What is expected
Repeat every record below exactly, omitting any pictures.

***** Source material *****

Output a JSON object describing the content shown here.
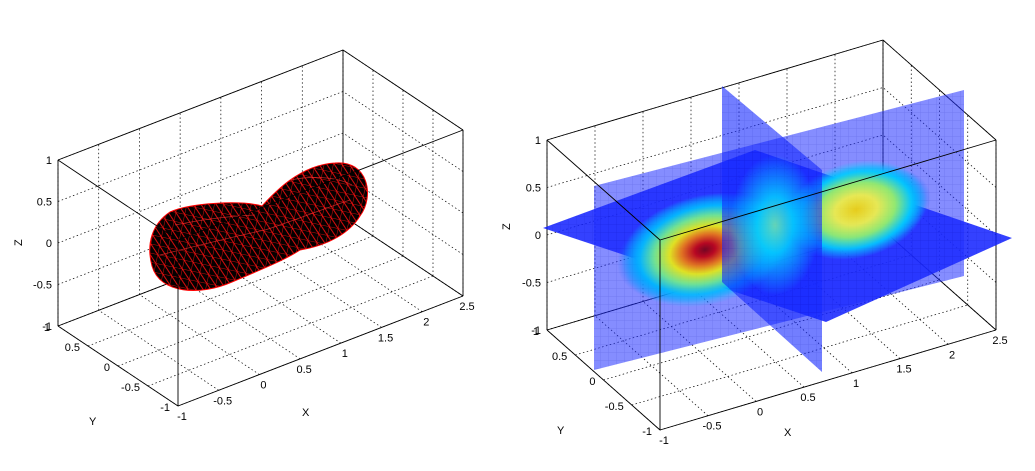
{
  "chart_data": [
    {
      "type": "3d-surface",
      "title": "",
      "xlabel": "X",
      "ylabel": "Y",
      "zlabel": "Z",
      "xlim": [
        -1,
        2.5
      ],
      "ylim": [
        -1,
        1
      ],
      "zlim": [
        -1,
        1
      ],
      "xticks": [
        "-1",
        "-0.5",
        "0",
        "0.5",
        "1",
        "1.5",
        "2",
        "2.5"
      ],
      "yticks": [
        "-1",
        "-0.5",
        "0",
        "0.5",
        "1"
      ],
      "zticks": [
        "-1",
        "-0.5",
        "0",
        "0.5",
        "1"
      ],
      "grid": true,
      "surface": {
        "description_color": "#000000",
        "edge_color": "#ff0000",
        "lobes": [
          {
            "center_x": 0,
            "radius": 0.85
          },
          {
            "center_x": 1.5,
            "radius": 0.75
          }
        ]
      }
    },
    {
      "type": "3d-slice",
      "title": "",
      "xlabel": "X",
      "ylabel": "Y",
      "zlabel": "Z",
      "xlim": [
        -1,
        2.5
      ],
      "ylim": [
        -1,
        1
      ],
      "zlim": [
        -1,
        1
      ],
      "xticks": [
        "-1",
        "-0.5",
        "0",
        "0.5",
        "1",
        "1.5",
        "2",
        "2.5"
      ],
      "yticks": [
        "-1",
        "-0.5",
        "0",
        "0.5",
        "1"
      ],
      "zticks": [
        "-1",
        "-0.5",
        "0",
        "0.5",
        "1"
      ],
      "grid": true,
      "slices": {
        "x": 0.75,
        "y": 0,
        "z": 0
      },
      "colormap": "jet",
      "colors": [
        "#0000ff",
        "#00ffff",
        "#ffff00",
        "#ff0000",
        "#800000"
      ],
      "field_peaks": [
        {
          "x": 0,
          "y": 0,
          "z": 0,
          "level": 1.0
        },
        {
          "x": 1.5,
          "y": 0,
          "z": 0,
          "level": 0.7
        }
      ]
    }
  ]
}
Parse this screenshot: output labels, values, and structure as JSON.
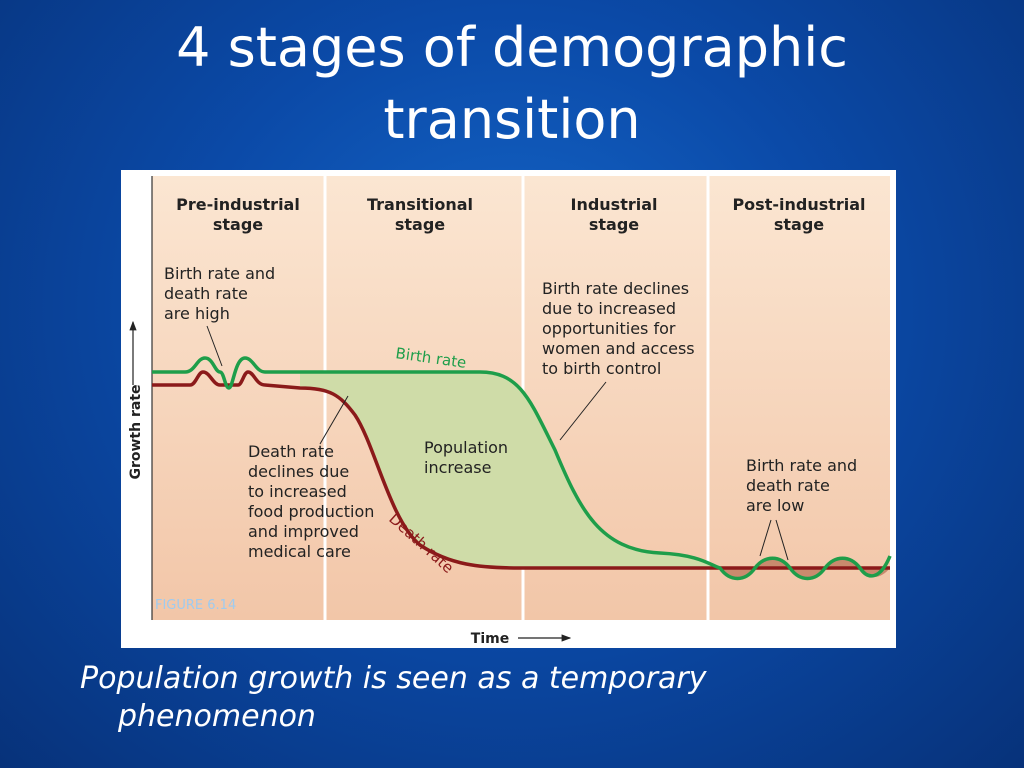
{
  "slide": {
    "title": "4 stages of demographic transition",
    "caption": "Population growth is seen as a temporary phenomenon"
  },
  "figure": {
    "stages": [
      [
        "Pre-industrial",
        "stage"
      ],
      [
        "Transitional",
        "stage"
      ],
      [
        "Industrial",
        "stage"
      ],
      [
        "Post-industrial",
        "stage"
      ]
    ],
    "annotations": {
      "high": [
        "Birth rate and",
        "death rate",
        "are high"
      ],
      "birth_decline": [
        "Birth rate declines",
        "due to increased",
        "opportunities for",
        "women and access",
        "to birth control"
      ],
      "death_decline": [
        "Death rate",
        "declines due",
        "to increased",
        "food production",
        "and improved",
        "medical care"
      ],
      "increase": [
        "Population",
        "increase"
      ],
      "low": [
        "Birth rate and",
        "death rate",
        "are low"
      ]
    },
    "birth_label": "Birth rate",
    "death_label": "Death rate",
    "y_axis": "Growth rate",
    "x_axis": "Time",
    "figure_label": "FIGURE 6.14"
  }
}
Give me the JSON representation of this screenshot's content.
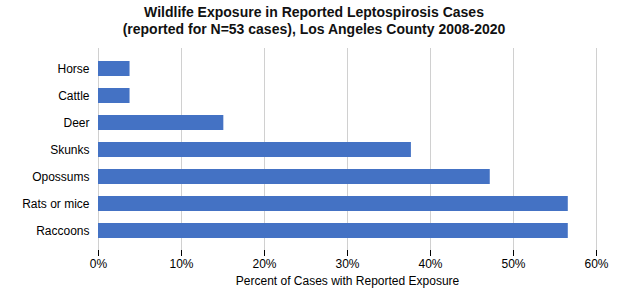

*****

Finished answer
Output a JSON object describing the content shown here.
{
  "chart_data": [
    {
      "type": "3d-surface",
      "title": "",
      "xlabel": "X",
      "ylabel": "Y",
      "zlabel": "Z",
      "xlim": [
        -1,
        2.5
      ],
      "ylim": [
        -1,
        1
      ],
      "zlim": [
        -1,
        1
      ],
      "xticks": [
        "-1",
        "-0.5",
        "0",
        "0.5",
        "1",
        "1.5",
        "2",
        "2.5"
      ],
      "yticks": [
        "-1",
        "-0.5",
        "0",
        "0.5",
        "1"
      ],
      "zticks": [
        "-1",
        "-0.5",
        "0",
        "0.5",
        "1"
      ],
      "grid": true,
      "surface": {
        "description_color": "#000000",
        "edge_color": "#ff0000",
        "lobes": [
          {
            "center_x": 0,
            "radius": 0.85
          },
          {
            "center_x": 1.5,
            "radius": 0.75
          }
        ]
      }
    },
    {
      "type": "3d-slice",
      "title": "",
      "xlabel": "X",
      "ylabel": "Y",
      "zlabel": "Z",
      "xlim": [
        -1,
        2.5
      ],
      "ylim": [
        -1,
        1
      ],
      "zlim": [
        -1,
        1
      ],
      "xticks": [
        "-1",
        "-0.5",
        "0",
        "0.5",
        "1",
        "1.5",
        "2",
        "2.5"
      ],
      "yticks": [
        "-1",
        "-0.5",
        "0",
        "0.5",
        "1"
      ],
      "zticks": [
        "-1",
        "-0.5",
        "0",
        "0.5",
        "1"
      ],
      "grid": true,
      "slices": {
        "x": 0.75,
        "y": 0,
        "z": 0
      },
      "colormap": "jet",
      "colors": [
        "#0000ff",
        "#00ffff",
        "#ffff00",
        "#ff0000",
        "#800000"
      ],
      "field_peaks": [
        {
          "x": 0,
          "y": 0,
          "z": 0,
          "level": 1.0
        },
        {
          "x": 1.5,
          "y": 0,
          "z": 0,
          "level": 0.7
        }
      ]
    }
  ]
}
Parse this screenshot: output labels, values, and structure as JSON.
{
  "slide": {
    "title": "4 stages of demographic transition",
    "caption": "Population growth is seen as a temporary phenomenon"
  },
  "figure": {
    "stages": [
      [
        "Pre-industrial",
        "stage"
      ],
      [
        "Transitional",
        "stage"
      ],
      [
        "Industrial",
        "stage"
      ],
      [
        "Post-industrial",
        "stage"
      ]
    ],
    "annotations": {
      "high": [
        "Birth rate and",
        "death rate",
        "are high"
      ],
      "birth_decline": [
        "Birth rate declines",
        "due to increased",
        "opportunities for",
        "women and access",
        "to birth control"
      ],
      "death_decline": [
        "Death rate",
        "declines due",
        "to increased",
        "food production",
        "and improved",
        "medical care"
      ],
      "increase": [
        "Population",
        "increase"
      ],
      "low": [
        "Birth rate and",
        "death rate",
        "are low"
      ]
    },
    "birth_label": "Birth rate",
    "death_label": "Death rate",
    "y_axis": "Growth rate",
    "x_axis": "Time",
    "figure_label": "FIGURE 6.14"
  }
}
Give me the JSON representation of this screenshot's content.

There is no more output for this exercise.